#### Task prompt
Pull out every line with the word "JSON".

··· Task inputs

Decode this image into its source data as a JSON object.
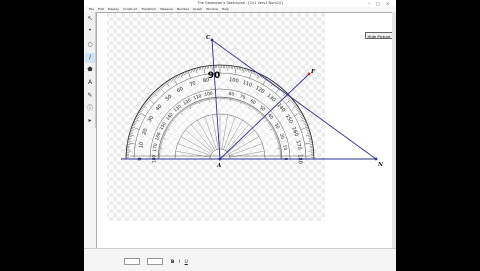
{
  "window": {
    "title": "The Geometer's Sketchpad - [Ch1 Vers1 Num10]"
  },
  "menu": [
    "File",
    "Edit",
    "Display",
    "Construct",
    "Transform",
    "Measure",
    "Number",
    "Graph",
    "Window",
    "Help"
  ],
  "canvas_button": {
    "label": "Hide Picture"
  },
  "points": {
    "A": "A",
    "C": "C",
    "F": "F",
    "N": "N"
  },
  "protractor": {
    "outer_labels": [
      "0",
      "10",
      "20",
      "30",
      "40",
      "50",
      "60",
      "70",
      "80",
      "90",
      "100",
      "110",
      "120",
      "130",
      "140",
      "150",
      "160",
      "170",
      "180"
    ],
    "inner_labels": [
      "180",
      "170",
      "160",
      "150",
      "140",
      "130",
      "120",
      "110",
      "100",
      "90",
      "80",
      "70",
      "60",
      "50",
      "40",
      "30",
      "20",
      "10",
      "0"
    ],
    "center_label": "90"
  },
  "text_toolbar": {
    "bold": "B",
    "italic": "I",
    "underline": "U"
  },
  "colors": {
    "line": "#2e3192",
    "checker": "#ececec"
  }
}
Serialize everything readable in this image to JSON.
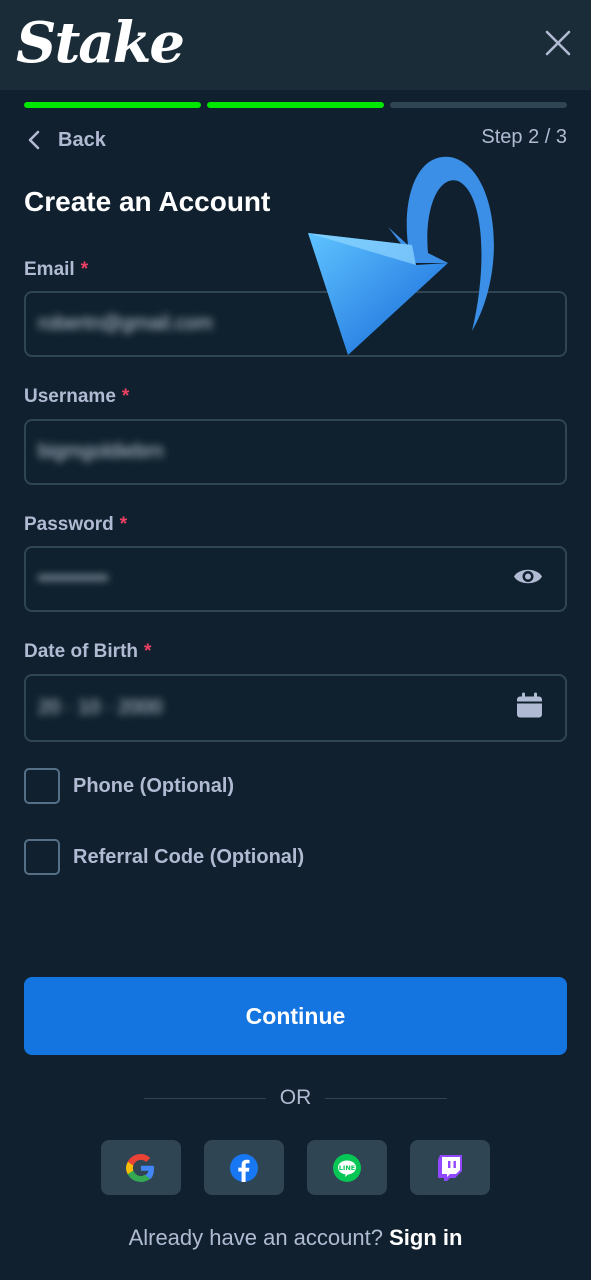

······

#### Response
Decode this image into its source data as a JSON object.
Serialize everything readable in this image to JSON.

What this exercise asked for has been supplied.